### Document text
★ ★ ★ ★

Usage Pattern (Optional):

When evaluating an architectural decision, structure review using 6 Hats:

Hat	Focus	Key Questions
White Hat (Facts)	Data, information	What do we know? What data do we have? What's missing?
Red Hat (Feelings)	Intuition, emotions	How do stakeholders feel? What's the gut reaction?
Black Hat (Risks)	Critical thinking	What could go wrong? What are the pitfalls? Costs?
Yellow Hat (Benefits)	Optimism, value	What are the advantages? How does this create value?
Green Hat (Creativity)	New ideas	What alternatives exist? How can we overcome obstacles?
Blue Hat (Process)	Control, planning	What is the decision process? What's the next step?

Process: Define the decision, then have reviewers "wear" each hat sequentially. Document findings from each perspective. Synthesize for final recommendation.

4. Issue Trees Integration¶

Purpose: Decompose complex problems into actionable sub-problems; strengthen sprint planning.

Integration Points:

File: agents/sprint-planner.agent.md — enhance goal decomposition workflow
File: agents/solution-architect.agent.md — add problem decomposition for architecture work
New Asset: Create instructions/problem-decomposition.instructions.md
Trigger: When planning a sprint goal or defining a complex project scope

Touch Points in Repository:

agents/sprint-planner.agent.md
  └─ Workflow step 1 (Accept sprint goal)

★ ★ ★ ★

### Instructions for the task
Please set down, word for word, the part of the decision review guide starting with "When evaluating an" and going on through "have? What's missing?". The data after this point is separate material.

★ ★ ★ ★

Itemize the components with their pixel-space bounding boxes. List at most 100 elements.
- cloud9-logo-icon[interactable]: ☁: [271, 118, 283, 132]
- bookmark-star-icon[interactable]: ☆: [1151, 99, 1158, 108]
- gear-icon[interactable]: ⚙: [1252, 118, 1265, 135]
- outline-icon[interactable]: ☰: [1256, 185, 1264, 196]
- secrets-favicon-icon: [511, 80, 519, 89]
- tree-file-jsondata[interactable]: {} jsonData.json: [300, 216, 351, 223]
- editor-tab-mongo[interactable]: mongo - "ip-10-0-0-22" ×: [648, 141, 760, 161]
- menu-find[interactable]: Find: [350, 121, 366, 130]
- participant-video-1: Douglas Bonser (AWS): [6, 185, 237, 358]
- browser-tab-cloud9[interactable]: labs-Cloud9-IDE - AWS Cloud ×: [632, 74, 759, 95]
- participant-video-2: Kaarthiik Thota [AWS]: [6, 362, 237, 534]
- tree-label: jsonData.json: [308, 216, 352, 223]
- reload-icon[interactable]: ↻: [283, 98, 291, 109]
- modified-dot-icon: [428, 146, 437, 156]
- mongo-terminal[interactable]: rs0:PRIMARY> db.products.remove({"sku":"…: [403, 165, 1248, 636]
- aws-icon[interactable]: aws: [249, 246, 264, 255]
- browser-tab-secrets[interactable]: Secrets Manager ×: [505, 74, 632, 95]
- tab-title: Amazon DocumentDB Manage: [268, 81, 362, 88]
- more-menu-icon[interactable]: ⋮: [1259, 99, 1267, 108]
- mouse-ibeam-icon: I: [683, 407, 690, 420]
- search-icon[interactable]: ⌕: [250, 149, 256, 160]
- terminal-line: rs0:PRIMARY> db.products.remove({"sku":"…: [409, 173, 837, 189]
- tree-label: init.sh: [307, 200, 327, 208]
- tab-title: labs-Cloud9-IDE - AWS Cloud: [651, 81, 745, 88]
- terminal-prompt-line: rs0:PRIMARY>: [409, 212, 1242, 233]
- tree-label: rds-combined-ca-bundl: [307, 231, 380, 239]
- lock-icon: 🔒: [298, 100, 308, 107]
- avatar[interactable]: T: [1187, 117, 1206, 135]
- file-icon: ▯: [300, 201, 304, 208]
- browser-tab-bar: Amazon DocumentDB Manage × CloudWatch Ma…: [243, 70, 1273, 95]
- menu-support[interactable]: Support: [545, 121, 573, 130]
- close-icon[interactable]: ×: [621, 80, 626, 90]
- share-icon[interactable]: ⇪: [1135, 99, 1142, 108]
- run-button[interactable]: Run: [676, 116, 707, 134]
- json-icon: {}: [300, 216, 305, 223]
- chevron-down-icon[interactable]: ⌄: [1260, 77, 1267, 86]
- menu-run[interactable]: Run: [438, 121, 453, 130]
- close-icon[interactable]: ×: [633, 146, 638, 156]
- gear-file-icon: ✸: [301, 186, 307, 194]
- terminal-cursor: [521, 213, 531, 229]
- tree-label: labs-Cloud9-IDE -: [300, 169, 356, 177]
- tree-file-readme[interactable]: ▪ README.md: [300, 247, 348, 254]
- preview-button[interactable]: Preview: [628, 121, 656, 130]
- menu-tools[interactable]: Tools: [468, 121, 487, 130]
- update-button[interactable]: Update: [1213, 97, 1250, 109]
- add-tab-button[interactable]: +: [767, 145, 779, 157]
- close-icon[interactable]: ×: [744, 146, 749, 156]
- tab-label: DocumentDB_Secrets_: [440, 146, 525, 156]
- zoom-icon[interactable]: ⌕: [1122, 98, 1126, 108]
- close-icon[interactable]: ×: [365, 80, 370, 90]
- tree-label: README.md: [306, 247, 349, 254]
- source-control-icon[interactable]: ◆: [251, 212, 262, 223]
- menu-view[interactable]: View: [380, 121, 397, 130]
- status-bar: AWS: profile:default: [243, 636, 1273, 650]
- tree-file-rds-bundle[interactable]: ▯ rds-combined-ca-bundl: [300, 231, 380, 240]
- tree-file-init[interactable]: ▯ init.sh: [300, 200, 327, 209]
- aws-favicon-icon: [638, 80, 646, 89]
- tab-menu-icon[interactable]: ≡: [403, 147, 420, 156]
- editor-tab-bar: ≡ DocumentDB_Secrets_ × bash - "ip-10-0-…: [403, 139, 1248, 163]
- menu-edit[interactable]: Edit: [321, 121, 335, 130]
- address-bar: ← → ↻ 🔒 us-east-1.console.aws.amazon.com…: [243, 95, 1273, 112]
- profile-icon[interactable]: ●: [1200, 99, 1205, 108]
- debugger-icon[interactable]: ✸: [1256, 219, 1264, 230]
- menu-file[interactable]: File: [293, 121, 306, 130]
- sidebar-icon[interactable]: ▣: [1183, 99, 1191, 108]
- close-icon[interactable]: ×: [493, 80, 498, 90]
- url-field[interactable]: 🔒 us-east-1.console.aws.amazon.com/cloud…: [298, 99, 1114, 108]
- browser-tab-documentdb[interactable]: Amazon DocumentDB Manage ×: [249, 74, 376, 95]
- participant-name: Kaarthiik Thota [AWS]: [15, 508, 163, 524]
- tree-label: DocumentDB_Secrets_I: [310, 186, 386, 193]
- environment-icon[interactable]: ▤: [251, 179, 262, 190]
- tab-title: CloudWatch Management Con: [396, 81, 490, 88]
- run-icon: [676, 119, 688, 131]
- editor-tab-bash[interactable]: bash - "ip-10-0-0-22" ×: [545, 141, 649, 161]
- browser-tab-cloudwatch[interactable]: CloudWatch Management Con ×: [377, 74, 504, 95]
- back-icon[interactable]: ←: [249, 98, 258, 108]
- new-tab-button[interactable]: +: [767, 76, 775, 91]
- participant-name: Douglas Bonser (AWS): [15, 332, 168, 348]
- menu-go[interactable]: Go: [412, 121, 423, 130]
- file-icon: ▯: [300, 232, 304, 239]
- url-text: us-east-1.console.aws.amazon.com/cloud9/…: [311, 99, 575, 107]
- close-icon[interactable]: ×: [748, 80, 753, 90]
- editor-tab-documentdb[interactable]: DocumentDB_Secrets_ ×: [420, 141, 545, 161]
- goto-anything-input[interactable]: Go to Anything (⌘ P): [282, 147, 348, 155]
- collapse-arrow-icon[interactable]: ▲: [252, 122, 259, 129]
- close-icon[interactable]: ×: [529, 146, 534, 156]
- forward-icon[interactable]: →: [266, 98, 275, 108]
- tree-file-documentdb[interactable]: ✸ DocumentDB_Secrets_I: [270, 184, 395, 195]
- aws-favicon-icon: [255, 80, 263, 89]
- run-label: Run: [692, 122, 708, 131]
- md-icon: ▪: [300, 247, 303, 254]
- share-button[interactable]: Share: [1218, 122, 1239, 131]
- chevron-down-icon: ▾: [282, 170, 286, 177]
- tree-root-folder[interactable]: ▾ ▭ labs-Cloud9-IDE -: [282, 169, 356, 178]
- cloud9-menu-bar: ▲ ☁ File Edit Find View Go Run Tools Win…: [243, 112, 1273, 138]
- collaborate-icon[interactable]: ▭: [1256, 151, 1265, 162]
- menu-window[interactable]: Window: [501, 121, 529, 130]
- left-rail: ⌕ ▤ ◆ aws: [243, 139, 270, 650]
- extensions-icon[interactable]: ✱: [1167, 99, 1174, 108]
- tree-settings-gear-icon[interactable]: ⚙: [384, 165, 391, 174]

★ ★ ★ ★

### Task answer
When evaluating an architectural decision, structure review using 6 Hats:

Hat	Focus	Key Questions
White Hat (Facts)	Data, information	What do we know? What data do we have? What's missing?